» **EXERCISE DIRECTIONS**
Report how many lines hold the string "Presidential". Give the number and nothing else.

[Stored entries]
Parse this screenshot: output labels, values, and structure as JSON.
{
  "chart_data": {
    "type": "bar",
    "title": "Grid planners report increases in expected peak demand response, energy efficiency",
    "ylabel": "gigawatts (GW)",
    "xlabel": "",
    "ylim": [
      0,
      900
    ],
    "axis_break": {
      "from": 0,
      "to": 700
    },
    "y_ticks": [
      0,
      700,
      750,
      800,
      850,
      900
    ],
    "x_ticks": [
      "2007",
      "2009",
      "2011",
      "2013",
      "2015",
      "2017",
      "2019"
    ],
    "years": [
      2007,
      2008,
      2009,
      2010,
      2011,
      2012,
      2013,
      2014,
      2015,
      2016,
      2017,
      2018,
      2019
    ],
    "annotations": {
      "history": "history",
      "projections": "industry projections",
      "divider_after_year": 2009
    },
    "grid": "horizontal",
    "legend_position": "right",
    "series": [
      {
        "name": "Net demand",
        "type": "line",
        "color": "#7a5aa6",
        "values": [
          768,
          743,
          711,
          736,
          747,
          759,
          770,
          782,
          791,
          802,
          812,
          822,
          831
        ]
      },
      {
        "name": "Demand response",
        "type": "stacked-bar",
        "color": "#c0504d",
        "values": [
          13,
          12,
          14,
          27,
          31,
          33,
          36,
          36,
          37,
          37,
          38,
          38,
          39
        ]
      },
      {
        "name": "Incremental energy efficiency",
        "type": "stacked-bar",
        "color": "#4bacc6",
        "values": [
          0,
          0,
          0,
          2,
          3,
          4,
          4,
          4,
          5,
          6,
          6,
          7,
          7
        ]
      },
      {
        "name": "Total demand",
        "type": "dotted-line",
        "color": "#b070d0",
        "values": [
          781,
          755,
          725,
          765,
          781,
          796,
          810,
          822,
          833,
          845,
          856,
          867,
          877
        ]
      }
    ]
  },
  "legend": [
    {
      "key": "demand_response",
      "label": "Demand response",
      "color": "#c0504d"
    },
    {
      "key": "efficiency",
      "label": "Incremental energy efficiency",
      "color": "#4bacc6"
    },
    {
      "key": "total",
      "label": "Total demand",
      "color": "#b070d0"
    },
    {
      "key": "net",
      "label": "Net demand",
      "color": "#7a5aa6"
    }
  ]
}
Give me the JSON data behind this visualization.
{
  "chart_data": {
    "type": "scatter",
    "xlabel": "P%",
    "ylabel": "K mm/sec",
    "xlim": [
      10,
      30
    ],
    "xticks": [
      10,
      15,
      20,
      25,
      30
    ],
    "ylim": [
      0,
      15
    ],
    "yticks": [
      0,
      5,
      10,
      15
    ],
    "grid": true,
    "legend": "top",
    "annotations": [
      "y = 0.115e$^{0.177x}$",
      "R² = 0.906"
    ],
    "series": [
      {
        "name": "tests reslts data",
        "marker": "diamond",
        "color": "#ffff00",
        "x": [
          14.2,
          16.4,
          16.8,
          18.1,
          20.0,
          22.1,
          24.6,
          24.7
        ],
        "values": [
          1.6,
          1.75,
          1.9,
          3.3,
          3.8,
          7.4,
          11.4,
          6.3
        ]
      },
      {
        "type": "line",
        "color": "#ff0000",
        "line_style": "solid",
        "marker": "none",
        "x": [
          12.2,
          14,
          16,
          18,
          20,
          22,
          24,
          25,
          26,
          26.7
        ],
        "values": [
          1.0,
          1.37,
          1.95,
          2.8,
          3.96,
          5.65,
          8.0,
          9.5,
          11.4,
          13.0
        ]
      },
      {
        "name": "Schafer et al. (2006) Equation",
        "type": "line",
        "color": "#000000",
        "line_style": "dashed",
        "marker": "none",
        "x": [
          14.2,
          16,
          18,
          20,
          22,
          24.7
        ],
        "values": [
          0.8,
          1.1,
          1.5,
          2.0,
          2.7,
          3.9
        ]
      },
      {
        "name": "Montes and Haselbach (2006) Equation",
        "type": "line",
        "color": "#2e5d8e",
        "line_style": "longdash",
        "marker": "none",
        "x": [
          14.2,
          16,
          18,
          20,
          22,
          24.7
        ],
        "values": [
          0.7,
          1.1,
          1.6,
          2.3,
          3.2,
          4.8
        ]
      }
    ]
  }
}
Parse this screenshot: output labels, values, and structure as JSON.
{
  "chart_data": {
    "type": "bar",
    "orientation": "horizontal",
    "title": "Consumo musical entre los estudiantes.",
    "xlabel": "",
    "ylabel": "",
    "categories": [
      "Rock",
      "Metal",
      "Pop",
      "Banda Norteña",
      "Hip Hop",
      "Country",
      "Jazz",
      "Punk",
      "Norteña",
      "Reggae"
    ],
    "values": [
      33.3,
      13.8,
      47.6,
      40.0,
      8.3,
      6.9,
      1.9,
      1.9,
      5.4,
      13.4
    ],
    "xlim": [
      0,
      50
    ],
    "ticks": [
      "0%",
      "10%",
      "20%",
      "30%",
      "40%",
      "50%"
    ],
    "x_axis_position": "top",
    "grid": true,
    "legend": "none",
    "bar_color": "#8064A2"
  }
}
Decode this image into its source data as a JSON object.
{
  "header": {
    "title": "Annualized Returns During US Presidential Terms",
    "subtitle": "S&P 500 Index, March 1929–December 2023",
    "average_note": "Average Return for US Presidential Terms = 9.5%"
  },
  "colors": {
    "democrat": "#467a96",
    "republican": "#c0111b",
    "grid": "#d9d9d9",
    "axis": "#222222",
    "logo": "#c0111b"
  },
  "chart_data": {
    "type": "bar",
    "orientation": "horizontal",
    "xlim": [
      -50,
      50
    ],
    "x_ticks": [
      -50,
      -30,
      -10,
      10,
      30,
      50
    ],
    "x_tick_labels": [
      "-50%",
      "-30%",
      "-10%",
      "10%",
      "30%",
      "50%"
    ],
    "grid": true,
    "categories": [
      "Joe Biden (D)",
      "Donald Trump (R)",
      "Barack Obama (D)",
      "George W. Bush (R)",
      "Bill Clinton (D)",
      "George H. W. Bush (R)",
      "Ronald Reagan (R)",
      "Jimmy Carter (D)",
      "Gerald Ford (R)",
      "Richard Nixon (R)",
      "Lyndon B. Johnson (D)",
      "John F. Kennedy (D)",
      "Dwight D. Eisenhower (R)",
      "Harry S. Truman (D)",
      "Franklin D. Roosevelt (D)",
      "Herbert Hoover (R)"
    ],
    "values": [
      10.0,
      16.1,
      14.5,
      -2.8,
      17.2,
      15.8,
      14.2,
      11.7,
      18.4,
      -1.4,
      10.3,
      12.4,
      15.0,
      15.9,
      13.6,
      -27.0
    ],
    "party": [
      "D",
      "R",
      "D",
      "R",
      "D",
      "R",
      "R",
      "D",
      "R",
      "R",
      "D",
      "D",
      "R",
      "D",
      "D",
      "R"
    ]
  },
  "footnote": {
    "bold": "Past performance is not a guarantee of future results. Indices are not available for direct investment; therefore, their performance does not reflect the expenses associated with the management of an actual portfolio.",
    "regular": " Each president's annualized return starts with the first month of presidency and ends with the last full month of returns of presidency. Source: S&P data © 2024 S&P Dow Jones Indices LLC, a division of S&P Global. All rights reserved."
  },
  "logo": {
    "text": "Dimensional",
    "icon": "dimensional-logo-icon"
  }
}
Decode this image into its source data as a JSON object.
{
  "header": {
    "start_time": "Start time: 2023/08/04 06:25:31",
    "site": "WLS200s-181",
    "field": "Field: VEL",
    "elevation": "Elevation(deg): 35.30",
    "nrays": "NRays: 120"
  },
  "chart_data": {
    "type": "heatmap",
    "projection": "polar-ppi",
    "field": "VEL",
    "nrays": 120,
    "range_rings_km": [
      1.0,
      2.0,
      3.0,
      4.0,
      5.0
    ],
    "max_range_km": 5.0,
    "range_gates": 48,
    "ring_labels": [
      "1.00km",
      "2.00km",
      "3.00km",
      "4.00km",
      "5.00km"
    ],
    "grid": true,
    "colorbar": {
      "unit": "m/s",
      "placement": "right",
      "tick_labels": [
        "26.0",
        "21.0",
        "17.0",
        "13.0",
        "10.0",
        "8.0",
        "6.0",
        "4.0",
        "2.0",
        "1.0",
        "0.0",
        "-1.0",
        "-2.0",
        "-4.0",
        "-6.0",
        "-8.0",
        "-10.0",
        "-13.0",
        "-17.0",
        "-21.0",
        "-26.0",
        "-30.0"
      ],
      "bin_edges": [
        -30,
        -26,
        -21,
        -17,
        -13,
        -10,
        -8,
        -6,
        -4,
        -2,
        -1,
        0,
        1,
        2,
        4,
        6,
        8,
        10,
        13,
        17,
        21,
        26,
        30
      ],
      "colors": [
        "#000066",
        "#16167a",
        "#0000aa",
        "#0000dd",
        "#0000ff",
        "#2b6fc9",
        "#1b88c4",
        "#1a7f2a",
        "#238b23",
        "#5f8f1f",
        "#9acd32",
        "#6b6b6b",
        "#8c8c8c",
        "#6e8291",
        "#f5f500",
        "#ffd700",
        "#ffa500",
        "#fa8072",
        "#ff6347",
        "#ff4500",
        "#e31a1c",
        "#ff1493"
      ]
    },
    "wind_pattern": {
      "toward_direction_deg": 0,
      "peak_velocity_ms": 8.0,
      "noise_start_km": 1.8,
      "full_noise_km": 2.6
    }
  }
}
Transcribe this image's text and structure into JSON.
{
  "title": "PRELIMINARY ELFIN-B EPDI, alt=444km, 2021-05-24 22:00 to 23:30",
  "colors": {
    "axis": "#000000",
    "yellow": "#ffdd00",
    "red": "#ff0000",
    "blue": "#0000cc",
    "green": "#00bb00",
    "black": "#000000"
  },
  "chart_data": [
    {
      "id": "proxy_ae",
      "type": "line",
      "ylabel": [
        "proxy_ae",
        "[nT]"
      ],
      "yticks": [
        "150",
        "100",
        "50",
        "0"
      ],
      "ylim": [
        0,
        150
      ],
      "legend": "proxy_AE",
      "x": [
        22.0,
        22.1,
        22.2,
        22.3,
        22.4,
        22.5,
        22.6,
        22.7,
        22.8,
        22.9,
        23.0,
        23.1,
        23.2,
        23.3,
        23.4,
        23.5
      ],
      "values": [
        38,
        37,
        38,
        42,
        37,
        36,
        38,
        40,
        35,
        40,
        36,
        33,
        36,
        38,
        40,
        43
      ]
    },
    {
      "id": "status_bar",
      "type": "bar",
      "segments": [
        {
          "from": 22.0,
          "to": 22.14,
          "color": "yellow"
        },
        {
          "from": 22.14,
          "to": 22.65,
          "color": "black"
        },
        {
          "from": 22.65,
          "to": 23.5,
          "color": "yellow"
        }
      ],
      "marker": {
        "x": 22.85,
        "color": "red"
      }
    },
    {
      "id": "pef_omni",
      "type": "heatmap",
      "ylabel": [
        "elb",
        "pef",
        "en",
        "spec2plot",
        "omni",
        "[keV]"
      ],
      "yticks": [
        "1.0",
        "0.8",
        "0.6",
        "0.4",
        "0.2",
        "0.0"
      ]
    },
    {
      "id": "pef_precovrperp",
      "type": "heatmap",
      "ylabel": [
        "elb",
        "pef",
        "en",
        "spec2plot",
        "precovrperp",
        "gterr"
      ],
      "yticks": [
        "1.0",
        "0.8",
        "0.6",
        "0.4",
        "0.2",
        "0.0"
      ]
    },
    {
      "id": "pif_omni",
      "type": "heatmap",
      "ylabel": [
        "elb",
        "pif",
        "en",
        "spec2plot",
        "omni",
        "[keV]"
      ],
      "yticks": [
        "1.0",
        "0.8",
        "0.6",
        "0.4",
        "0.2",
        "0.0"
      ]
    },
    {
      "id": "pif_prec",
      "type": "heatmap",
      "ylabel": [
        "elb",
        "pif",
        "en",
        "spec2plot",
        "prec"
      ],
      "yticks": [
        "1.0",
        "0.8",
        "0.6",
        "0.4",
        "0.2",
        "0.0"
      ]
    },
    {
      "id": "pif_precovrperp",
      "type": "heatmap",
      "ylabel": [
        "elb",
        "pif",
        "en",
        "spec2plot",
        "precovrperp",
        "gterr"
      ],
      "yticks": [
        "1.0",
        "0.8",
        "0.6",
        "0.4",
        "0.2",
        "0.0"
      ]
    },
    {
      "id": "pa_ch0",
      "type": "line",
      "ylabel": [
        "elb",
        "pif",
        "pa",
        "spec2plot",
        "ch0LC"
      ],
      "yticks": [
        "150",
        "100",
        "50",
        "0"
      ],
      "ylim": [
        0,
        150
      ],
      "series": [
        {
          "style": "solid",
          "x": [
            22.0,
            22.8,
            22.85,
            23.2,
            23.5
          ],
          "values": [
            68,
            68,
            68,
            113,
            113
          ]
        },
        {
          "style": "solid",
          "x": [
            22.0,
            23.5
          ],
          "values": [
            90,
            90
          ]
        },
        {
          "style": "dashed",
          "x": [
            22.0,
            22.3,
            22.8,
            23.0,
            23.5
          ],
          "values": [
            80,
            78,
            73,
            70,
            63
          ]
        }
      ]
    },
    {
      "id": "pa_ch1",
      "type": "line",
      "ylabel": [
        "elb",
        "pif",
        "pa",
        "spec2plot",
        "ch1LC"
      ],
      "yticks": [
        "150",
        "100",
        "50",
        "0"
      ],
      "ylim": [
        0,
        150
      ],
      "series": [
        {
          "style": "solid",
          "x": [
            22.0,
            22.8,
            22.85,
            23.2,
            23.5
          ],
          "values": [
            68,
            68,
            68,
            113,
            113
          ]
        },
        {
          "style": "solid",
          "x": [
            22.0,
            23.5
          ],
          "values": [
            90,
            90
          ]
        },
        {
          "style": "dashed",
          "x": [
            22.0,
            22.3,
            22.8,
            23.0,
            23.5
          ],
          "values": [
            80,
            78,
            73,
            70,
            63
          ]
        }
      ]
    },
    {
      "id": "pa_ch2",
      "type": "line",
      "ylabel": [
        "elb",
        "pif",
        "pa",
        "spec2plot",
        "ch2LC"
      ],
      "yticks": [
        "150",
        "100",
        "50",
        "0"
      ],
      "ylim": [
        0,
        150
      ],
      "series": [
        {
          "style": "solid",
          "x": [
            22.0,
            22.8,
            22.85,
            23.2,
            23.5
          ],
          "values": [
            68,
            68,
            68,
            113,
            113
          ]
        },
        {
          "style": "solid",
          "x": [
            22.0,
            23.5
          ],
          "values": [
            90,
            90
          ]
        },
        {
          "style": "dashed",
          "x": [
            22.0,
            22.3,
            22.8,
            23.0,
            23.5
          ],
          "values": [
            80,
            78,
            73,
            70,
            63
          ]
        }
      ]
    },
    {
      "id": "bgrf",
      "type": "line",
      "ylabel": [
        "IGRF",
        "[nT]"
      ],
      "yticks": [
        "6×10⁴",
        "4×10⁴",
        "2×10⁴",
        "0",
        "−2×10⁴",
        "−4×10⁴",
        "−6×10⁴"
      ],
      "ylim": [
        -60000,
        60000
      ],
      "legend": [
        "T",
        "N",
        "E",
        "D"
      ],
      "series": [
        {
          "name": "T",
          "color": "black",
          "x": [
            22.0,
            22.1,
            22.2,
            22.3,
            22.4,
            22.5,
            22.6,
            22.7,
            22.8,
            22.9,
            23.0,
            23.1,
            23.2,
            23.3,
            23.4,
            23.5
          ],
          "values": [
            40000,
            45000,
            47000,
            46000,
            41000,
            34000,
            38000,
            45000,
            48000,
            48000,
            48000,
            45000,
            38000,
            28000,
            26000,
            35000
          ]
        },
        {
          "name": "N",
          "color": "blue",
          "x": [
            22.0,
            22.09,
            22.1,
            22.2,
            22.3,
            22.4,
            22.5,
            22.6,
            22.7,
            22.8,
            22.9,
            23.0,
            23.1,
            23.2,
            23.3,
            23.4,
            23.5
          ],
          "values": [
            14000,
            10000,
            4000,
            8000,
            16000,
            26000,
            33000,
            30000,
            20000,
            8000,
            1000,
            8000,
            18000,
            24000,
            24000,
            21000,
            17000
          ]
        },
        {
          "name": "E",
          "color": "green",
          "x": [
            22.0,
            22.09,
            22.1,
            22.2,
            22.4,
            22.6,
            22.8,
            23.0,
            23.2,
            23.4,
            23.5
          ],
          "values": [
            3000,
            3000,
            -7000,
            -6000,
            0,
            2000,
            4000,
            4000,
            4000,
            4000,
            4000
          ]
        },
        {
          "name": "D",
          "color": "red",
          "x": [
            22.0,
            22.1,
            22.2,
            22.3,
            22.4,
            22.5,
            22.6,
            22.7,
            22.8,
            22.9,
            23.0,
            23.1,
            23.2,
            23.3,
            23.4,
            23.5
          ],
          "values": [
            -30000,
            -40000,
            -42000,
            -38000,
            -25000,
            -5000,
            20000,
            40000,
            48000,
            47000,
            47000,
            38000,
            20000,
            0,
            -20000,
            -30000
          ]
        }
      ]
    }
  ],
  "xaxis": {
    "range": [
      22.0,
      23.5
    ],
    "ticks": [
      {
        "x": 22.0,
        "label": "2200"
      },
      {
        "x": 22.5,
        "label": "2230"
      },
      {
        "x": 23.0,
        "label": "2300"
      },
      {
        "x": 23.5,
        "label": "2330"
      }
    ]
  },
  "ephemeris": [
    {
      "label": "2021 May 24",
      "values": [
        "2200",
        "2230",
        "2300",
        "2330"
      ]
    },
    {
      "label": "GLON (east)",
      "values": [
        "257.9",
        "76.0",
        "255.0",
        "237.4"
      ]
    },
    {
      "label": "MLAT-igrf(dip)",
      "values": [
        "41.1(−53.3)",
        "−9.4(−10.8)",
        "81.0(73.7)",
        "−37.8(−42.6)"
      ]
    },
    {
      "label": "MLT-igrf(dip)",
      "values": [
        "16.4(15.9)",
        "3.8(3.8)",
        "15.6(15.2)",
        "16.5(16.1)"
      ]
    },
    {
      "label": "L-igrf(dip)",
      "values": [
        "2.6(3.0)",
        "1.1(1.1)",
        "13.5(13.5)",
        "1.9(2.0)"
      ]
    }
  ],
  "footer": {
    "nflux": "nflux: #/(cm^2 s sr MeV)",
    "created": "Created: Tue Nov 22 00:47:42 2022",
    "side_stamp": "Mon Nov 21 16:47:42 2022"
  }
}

» **ANSWER TO THIS TASK**
2